Task goal
Are you able to retype all the records below exactly?

Records
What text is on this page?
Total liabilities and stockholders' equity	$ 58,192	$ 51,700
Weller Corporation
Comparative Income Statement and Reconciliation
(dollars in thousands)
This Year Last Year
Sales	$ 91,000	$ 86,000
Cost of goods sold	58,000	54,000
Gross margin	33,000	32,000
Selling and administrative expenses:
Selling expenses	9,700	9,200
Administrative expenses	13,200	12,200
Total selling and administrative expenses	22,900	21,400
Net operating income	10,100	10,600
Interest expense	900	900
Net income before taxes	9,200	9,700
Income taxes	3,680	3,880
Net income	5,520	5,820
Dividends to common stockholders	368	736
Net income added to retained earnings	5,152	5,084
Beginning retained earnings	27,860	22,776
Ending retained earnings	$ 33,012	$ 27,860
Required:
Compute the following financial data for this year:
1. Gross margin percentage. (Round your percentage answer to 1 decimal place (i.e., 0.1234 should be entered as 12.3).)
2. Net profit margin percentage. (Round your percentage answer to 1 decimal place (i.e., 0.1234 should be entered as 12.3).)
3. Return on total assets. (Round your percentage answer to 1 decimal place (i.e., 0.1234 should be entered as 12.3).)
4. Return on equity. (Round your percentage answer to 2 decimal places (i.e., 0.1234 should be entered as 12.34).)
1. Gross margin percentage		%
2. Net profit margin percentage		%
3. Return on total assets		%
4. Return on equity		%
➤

Result of this exercise
What text is on this page?
Total liabilities and stockholders' equity	$ 58,192	$ 51,700
Weller Corporation
Comparative Income Statement and Reconciliation
(dollars in thousands)
This Year Last Year
Sales	$ 91,000	$ 86,000
Cost of goods sold	58,000	54,000
Gross margin	33,000	32,000
Selling and administrative expenses:
Selling expenses	9,700	9,200
Administrative expenses	13,200	12,200
Total selling and administrative expenses	22,900	21,400
Net operating income	10,100	10,600
Interest expense	900	900
Net income before taxes	9,200	9,700
Income taxes	3,680	3,880
Net income	5,520	5,820
Dividends to common stockholders	368	736
Net income added to retained earnings	5,152	5,084
Beginning retained earnings	27,860	22,776
Ending retained earnings	$ 33,012	$ 27,860
Required:
Compute the following financial data for this year:
1. Gross margin percentage. (Round your percentage answer to 1 decimal place (i.e., 0.1234 should be entered as 12.3).)
2. Net profit margin percentage. (Round your percentage answer to 1 decimal place (i.e., 0.1234 should be entered as 12.3).)
3. Return on total assets. (Round your percentage answer to 1 decimal place (i.e., 0.1234 should be entered as 12.3).)
4. Return on equity. (Round your percentage answer to 2 decimal places (i.e., 0.1234 should be entered as 12.34).)
1. Gross margin percentage		%
2. Net profit margin percentage		%
3. Return on total assets		%
4. Return on equity		%
➤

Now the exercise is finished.